→ What you are asked to do
Count the lines below that contain the string "item". Reply with the number alone.

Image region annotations
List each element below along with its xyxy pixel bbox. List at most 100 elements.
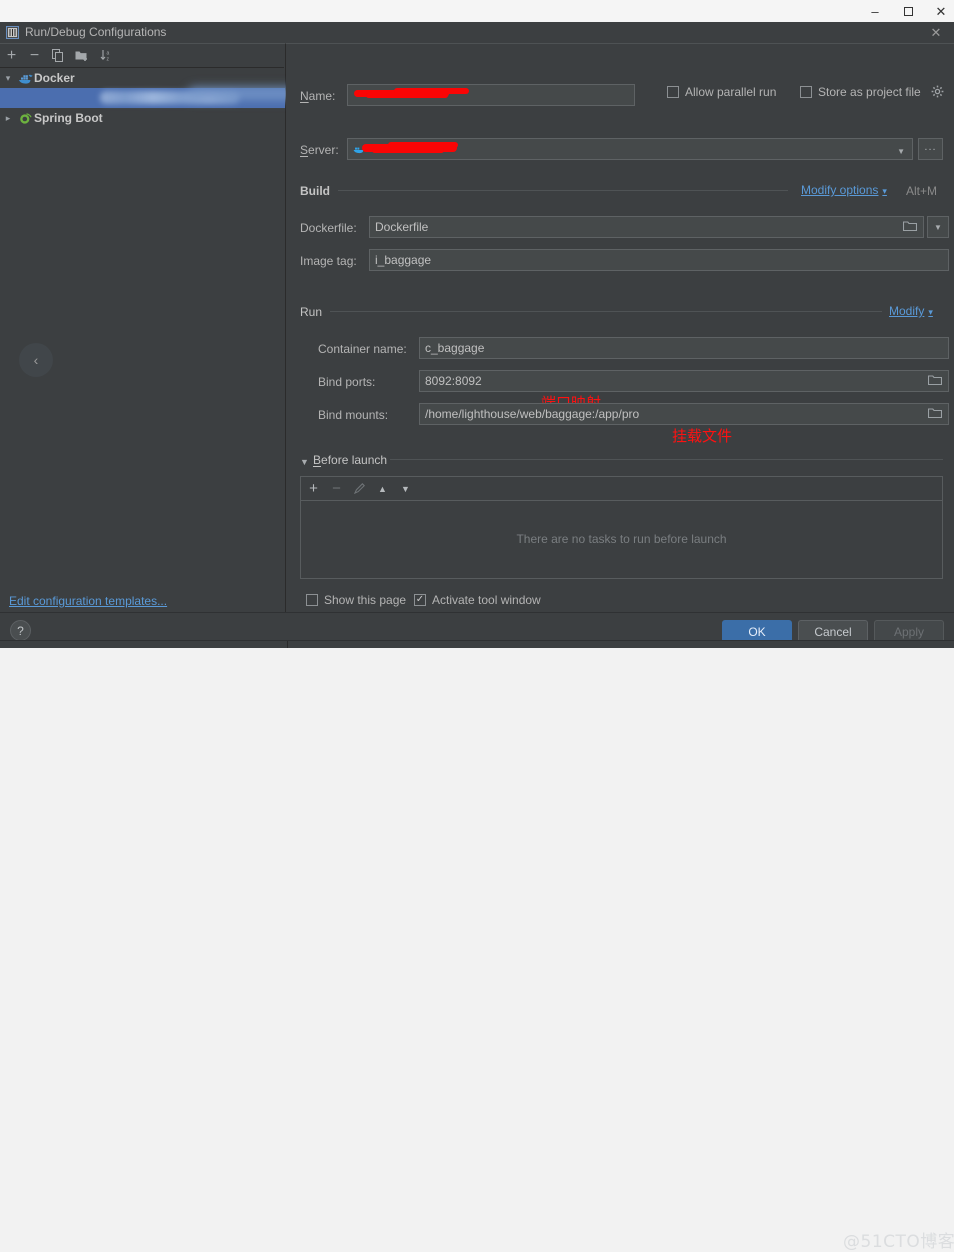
- spring-boot-icon: [16, 112, 34, 125]
- server-label: Server:: [300, 143, 339, 157]
- run-section-divider: [330, 311, 882, 312]
- show-this-page-box: [306, 594, 318, 606]
- redacted-name-3: [366, 93, 448, 98]
- bind-ports-value: 8092:8092: [425, 374, 482, 388]
- add-task-icon[interactable]: +: [304, 479, 323, 498]
- bind-mounts-label: Bind mounts:: [318, 408, 389, 422]
- tree-node-spring-boot[interactable]: ▸ Spring Boot: [0, 108, 285, 128]
- sort-az-icon[interactable]: a z: [97, 46, 116, 65]
- ok-label: OK: [748, 625, 766, 639]
- modify-label: Modify: [889, 304, 925, 318]
- run-debug-configurations-dialog: Run/Debug Configurations ✕ + − a z ▾ Doc…: [0, 22, 954, 1252]
- os-window: – ✕ Run/Debug Configurations ✕ + − a z ▾…: [0, 0, 954, 1252]
- run-section-title: Run: [300, 305, 323, 319]
- gear-icon[interactable]: [931, 85, 944, 101]
- redacted-server-3: [372, 148, 444, 153]
- chevron-right-icon[interactable]: ▸: [0, 113, 16, 124]
- activate-tool-window-checkbox[interactable]: ✓ Activate tool window: [414, 593, 541, 607]
- redacted-config-name-inner: [188, 87, 300, 100]
- chevron-left-icon: ‹: [33, 352, 39, 368]
- store-as-project-file-checkbox[interactable]: Store as project file: [800, 85, 921, 99]
- folder-icon[interactable]: [927, 407, 943, 422]
- activate-tool-window-box: ✓: [414, 594, 426, 606]
- collapse-sidebar-button[interactable]: ‹: [19, 343, 53, 377]
- watermark: @51CTO博客: [843, 1232, 954, 1252]
- server-label-mnemonic: S: [300, 143, 309, 157]
- store-as-project-file-label: Store as project file: [818, 85, 921, 99]
- dialog-close-icon[interactable]: ✕: [927, 24, 945, 41]
- folder-icon[interactable]: [902, 220, 918, 235]
- tree-node-label: Spring Boot: [34, 111, 103, 125]
- container-name-input[interactable]: c_baggage: [419, 337, 949, 359]
- folder-add-icon[interactable]: [72, 46, 91, 65]
- name-input[interactable]: [347, 84, 635, 106]
- bind-ports-input[interactable]: 8092:8092: [419, 370, 949, 392]
- close-icon[interactable]: ✕: [926, 0, 954, 22]
- add-configuration-icon[interactable]: +: [2, 46, 21, 65]
- store-as-project-file-box: [800, 86, 812, 98]
- maximize-glyph: [903, 6, 913, 16]
- remove-task-icon: −: [332, 480, 341, 497]
- allow-parallel-run-checkbox[interactable]: Allow parallel run: [667, 85, 776, 99]
- image-tag-label: Image tag:: [300, 254, 357, 268]
- build-section-title: Build: [300, 184, 330, 198]
- modify-options-shortcut: Alt+M: [906, 184, 938, 198]
- configurations-tree: ▾ Docker ▸ Spring Boot: [0, 68, 300, 128]
- dockerfile-dropdown-button[interactable]: ▼: [927, 216, 949, 238]
- dockerfile-input[interactable]: Dockerfile: [369, 216, 924, 238]
- edit-configuration-templates-link[interactable]: Edit configuration templates...: [9, 594, 167, 608]
- chevron-down-icon[interactable]: ▾: [0, 73, 16, 84]
- container-name-label: Container name:: [318, 342, 407, 356]
- remove-configuration-icon[interactable]: −: [25, 46, 44, 65]
- tree-node-label: Docker: [34, 71, 75, 85]
- dockerfile-label: Dockerfile:: [300, 221, 357, 235]
- bind-mounts-input[interactable]: /home/lighthouse/web/baggage:/app/pro: [419, 403, 949, 425]
- image-tag-value: i_baggage: [375, 253, 432, 267]
- container-name-value: c_baggage: [425, 341, 485, 355]
- move-down-icon[interactable]: ▼: [396, 479, 415, 498]
- dockerfile-value: Dockerfile: [375, 220, 429, 234]
- idea-run-config-icon: [6, 26, 19, 39]
- modify-options-label: Modify options: [801, 183, 879, 197]
- svg-text:z: z: [106, 57, 109, 63]
- copy-configuration-icon[interactable]: [48, 46, 67, 65]
- bind-mounts-value: /home/lighthouse/web/baggage:/app/pro: [425, 407, 640, 421]
- before-launch-collapse-icon[interactable]: ▼: [300, 457, 309, 467]
- annotation-mount-file: 挂载文件: [672, 427, 733, 445]
- server-browse-button[interactable]: ...: [918, 138, 943, 160]
- modify-link[interactable]: Modify ▾: [889, 304, 933, 318]
- configuration-form: Name: Allow parallel run Store as projec…: [286, 43, 954, 613]
- chevron-down-icon[interactable]: ▼: [897, 147, 905, 156]
- minimize-glyph: –: [871, 3, 879, 19]
- server-combobox[interactable]: ▼: [347, 138, 913, 160]
- tree-node-docker[interactable]: ▾ Docker: [0, 68, 285, 88]
- close-glyph: ✕: [935, 3, 947, 19]
- apply-label: Apply: [893, 625, 925, 639]
- before-launch-task-list: + − ▲ ▼ There are no tasks to run before…: [300, 476, 943, 579]
- chevron-down-icon: ▾: [882, 186, 887, 196]
- name-label-mnemonic: N: [300, 89, 309, 103]
- maximize-icon[interactable]: [893, 0, 923, 22]
- before-launch-divider: [390, 459, 943, 460]
- bind-ports-label: Bind ports:: [318, 375, 376, 389]
- server-browse-label: ...: [924, 141, 937, 153]
- before-launch-title: Before launch: [313, 453, 388, 467]
- modify-options-link[interactable]: Modify options ▾: [801, 183, 887, 197]
- help-button[interactable]: ?: [10, 620, 31, 641]
- before-launch-mnemonic: B: [313, 453, 322, 467]
- move-up-icon[interactable]: ▲: [373, 479, 392, 498]
- show-this-page-checkbox[interactable]: Show this page: [306, 593, 406, 607]
- docker-icon: [16, 72, 34, 85]
- folder-icon[interactable]: [927, 374, 943, 389]
- allow-parallel-run-box: [667, 86, 679, 98]
- tree-node-selected-config[interactable]: [0, 87, 300, 108]
- configurations-sidebar: + − a z ▾ Docker ▸ Spring Boot ‹ Edit co…: [0, 43, 300, 613]
- sidebar-toolbar: + − a z: [0, 44, 284, 68]
- before-launch-toolbar: + − ▲ ▼: [301, 477, 942, 501]
- minimize-icon[interactable]: –: [860, 0, 890, 22]
- chevron-down-icon: ▾: [928, 307, 933, 317]
- before-launch-empty-text: There are no tasks to run before launch: [516, 532, 727, 546]
- name-label: Name:: [300, 89, 336, 103]
- os-titlebar: – ✕: [0, 0, 954, 23]
- image-tag-input[interactable]: i_baggage: [369, 249, 949, 271]
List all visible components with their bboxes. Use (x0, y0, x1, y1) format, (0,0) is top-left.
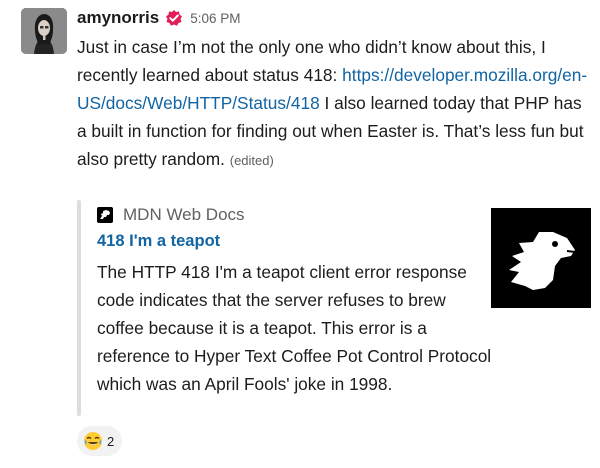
reactions-bar: 2 (77, 426, 123, 456)
message-text: Just in case I’m not the only one who di… (77, 33, 592, 175)
message-timestamp[interactable]: 5:06 PM (190, 11, 240, 26)
attachment-service-name: MDN Web Docs (123, 205, 245, 224)
reaction-pill[interactable]: 2 (77, 426, 123, 456)
attachment-title-link[interactable]: 418 I'm a teapot (97, 232, 220, 251)
mdn-logo-thumbnail-icon (491, 208, 591, 308)
link-unfurl: MDN Web Docs 418 I'm a teapot The HTTP 4… (77, 200, 592, 416)
user-avatar-photo-icon (21, 8, 67, 54)
reaction-count: 2 (107, 433, 115, 449)
chat-message: amynorris 5:06 PM Just in case I’m not t… (0, 0, 600, 468)
attachment-description: The HTTP 418 I'm a teapot client error r… (97, 262, 492, 394)
verified-badge-icon (165, 9, 183, 27)
sender-name[interactable]: amynorris (77, 8, 159, 28)
edited-label: (edited) (229, 153, 274, 168)
message-header: amynorris 5:06 PM (77, 6, 240, 30)
attachment-border (77, 200, 81, 416)
joy-emoji-icon (83, 431, 103, 451)
avatar[interactable] (21, 8, 67, 54)
attachment-thumbnail[interactable] (491, 208, 591, 308)
mdn-dino-icon (97, 207, 113, 223)
attachment-service: MDN Web Docs (97, 204, 245, 226)
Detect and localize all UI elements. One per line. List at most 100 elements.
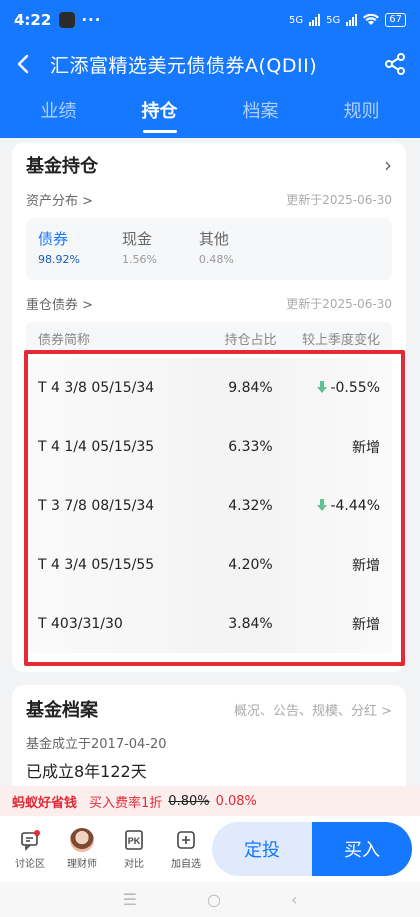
table-row[interactable]: T 4 3/8 05/15/34 9.84% -0.55% <box>26 358 392 417</box>
back-icon[interactable]: ‹ <box>291 890 297 909</box>
bond-change-value: -4.44% <box>330 497 380 514</box>
asset-distribution-header: 资产分布 > 更新于2025-06-30 <box>12 188 406 210</box>
buy-button[interactable]: 买入 <box>312 822 412 876</box>
tab-performance[interactable]: 业绩 <box>41 97 77 129</box>
arrow-down-icon <box>317 380 328 393</box>
asset-name: 其他 <box>198 230 229 248</box>
bond-ratio: 4.20% <box>228 556 273 573</box>
holdings-header[interactable]: 基金持仓 › <box>12 142 406 188</box>
asset-item-bond: 债券 98.92% <box>38 228 80 270</box>
status-indicators: 5G 5G 67 <box>289 13 406 27</box>
asset-value: 0.48% <box>198 253 234 266</box>
bond-ratio: 4.32% <box>228 497 273 514</box>
asset-item-other: 其他 0.48% <box>199 228 234 270</box>
status-time: 4:22 <box>14 11 52 29</box>
back-arrow-icon[interactable] <box>12 52 36 76</box>
bottom-label: 讨论区 <box>15 858 45 870</box>
promo-brand: 蚂蚁好省钱 <box>12 795 78 811</box>
signal-icon <box>309 14 321 26</box>
table-header: 债券简称 持仓占比 较上季度变化 <box>26 322 392 354</box>
header-area: 4:22 ··· 5G 5G 67 汇添富精选美元债债券A(QDII) 业绩 持… <box>0 0 420 138</box>
established-date: 基金成立于2017-04-20 <box>26 737 167 752</box>
menu-icon[interactable]: ☰ <box>123 890 137 909</box>
wifi-icon <box>363 14 380 25</box>
title-bar: 汇添富精选美元债债券A(QDII) <box>0 40 420 88</box>
bond-name: T 3 7/8 08/15/34 <box>38 497 155 514</box>
bond-change: 新增 <box>352 439 380 456</box>
advisor-button[interactable]: 理财师 <box>56 828 108 870</box>
more-notifications-icon: ··· <box>81 11 102 29</box>
tab-rules[interactable]: 规则 <box>344 97 380 129</box>
chat-icon <box>21 829 40 851</box>
bond-name: T 4 3/8 05/15/34 <box>38 379 155 396</box>
bond-name: T 403/31/30 <box>38 615 123 632</box>
bond-table: T 4 3/8 05/15/34 9.84% -0.55% T 4 1/4 05… <box>26 358 392 653</box>
bond-ratio: 3.84% <box>228 615 273 632</box>
bond-name: T 4 1/4 05/15/35 <box>38 438 155 455</box>
bond-ratio: 6.33% <box>228 438 273 455</box>
bottom-label: 对比 <box>124 858 144 870</box>
table-row[interactable]: T 4 1/4 05/15/35 6.33% 新增 <box>26 417 392 476</box>
bonds-updated-date: 更新于2025-06-30 <box>286 296 392 311</box>
profile-header[interactable]: 基金档案 概况、公告、规模、分红 > <box>12 685 406 733</box>
home-icon[interactable]: ○ <box>207 890 221 909</box>
table-row[interactable]: T 3 7/8 08/15/34 4.32% -4.44% <box>26 476 392 535</box>
status-bar: 4:22 ··· 5G 5G 67 <box>0 0 420 40</box>
profile-card: 基金档案 概况、公告、规模、分红 > 基金成立于2017-04-20 已成立8年… <box>12 685 406 795</box>
bottom-label: 理财师 <box>67 859 97 870</box>
bond-change: -4.44% <box>298 498 380 514</box>
system-nav-bar: ☰ ○ ‹ <box>0 882 420 917</box>
profile-links[interactable]: 概况、公告、规模、分红 > <box>234 700 392 719</box>
bond-change: -0.55% <box>298 380 380 396</box>
asset-distribution-link[interactable]: 资产分布 > <box>26 190 93 209</box>
bond-change: 新增 <box>352 616 380 633</box>
bottom-label: 加自选 <box>171 858 201 870</box>
arrow-down-icon <box>317 498 328 511</box>
bond-name: T 4 3/4 05/15/55 <box>38 556 155 573</box>
asset-name: 债券 <box>38 230 69 248</box>
advisor-avatar <box>70 828 94 852</box>
bond-change: 新增 <box>352 557 380 574</box>
column-header-ratio: 持仓占比 <box>224 332 277 348</box>
svg-text:PK: PK <box>128 836 141 846</box>
app-notification-icon <box>59 12 76 28</box>
bond-change-value: -0.55% <box>330 379 380 396</box>
column-header-change: 较上季度变化 <box>301 332 380 348</box>
table-row[interactable]: T 403/31/30 3.84% 新增 <box>26 594 392 653</box>
add-watchlist-button[interactable]: 加自选 <box>160 829 212 870</box>
signal-icon-2 <box>346 14 358 26</box>
compare-icon: PK <box>125 829 143 850</box>
table-row[interactable]: T 4 3/4 05/15/55 4.20% 新增 <box>26 535 392 594</box>
chevron-right-icon[interactable]: › <box>384 153 392 177</box>
page-title: 汇添富精选美元债债券A(QDII) <box>50 54 318 77</box>
tab-holdings[interactable]: 持仓 <box>142 97 178 129</box>
asset-updated-date: 更新于2025-06-30 <box>286 192 392 207</box>
signal-label-1: 5G <box>289 14 304 26</box>
promo-old-fee: 0.80% <box>168 793 210 809</box>
discussion-button[interactable]: 讨论区 <box>4 829 56 870</box>
bond-ratio: 9.84% <box>228 379 273 396</box>
compare-button[interactable]: PK 对比 <box>108 829 160 870</box>
promo-fee-label: 买入费率1折 <box>89 795 163 811</box>
asset-item-cash: 现金 1.56% <box>122 228 157 270</box>
sip-button[interactable]: 定投 <box>212 822 312 876</box>
promo-bar[interactable]: 蚂蚁好省钱 买入费率1折 0.80% 0.08% <box>0 786 420 816</box>
fund-age: 已成立8年122天 <box>26 762 147 781</box>
asset-allocation-box: 债券 98.92% 现金 1.56% 其他 0.48% <box>26 218 392 280</box>
asset-name: 现金 <box>121 230 152 248</box>
top-bonds-link[interactable]: 重仓债券 > <box>26 294 93 313</box>
column-header-name: 债券简称 <box>38 332 91 348</box>
action-buttons: 定投 买入 <box>212 822 412 876</box>
tab-profile[interactable]: 档案 <box>243 97 279 129</box>
tab-bar: 业绩 持仓 档案 规则 <box>0 88 420 138</box>
plus-square-icon <box>177 830 195 849</box>
holdings-card: 基金持仓 › 资产分布 > 更新于2025-06-30 债券 98.92% 现金… <box>12 142 406 672</box>
top-bonds-header: 重仓债券 > 更新于2025-06-30 <box>12 292 406 314</box>
share-icon[interactable] <box>382 51 408 77</box>
asset-value: 98.92% <box>38 253 80 266</box>
holdings-title: 基金持仓 <box>26 156 98 177</box>
signal-label-2: 5G <box>326 14 341 26</box>
asset-value: 1.56% <box>121 253 157 266</box>
promo-new-fee: 0.08% <box>215 793 257 809</box>
bottom-bar: 讨论区 理财师 PK 对比 加自选 定投 买入 <box>0 816 420 882</box>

→ Correct answer
3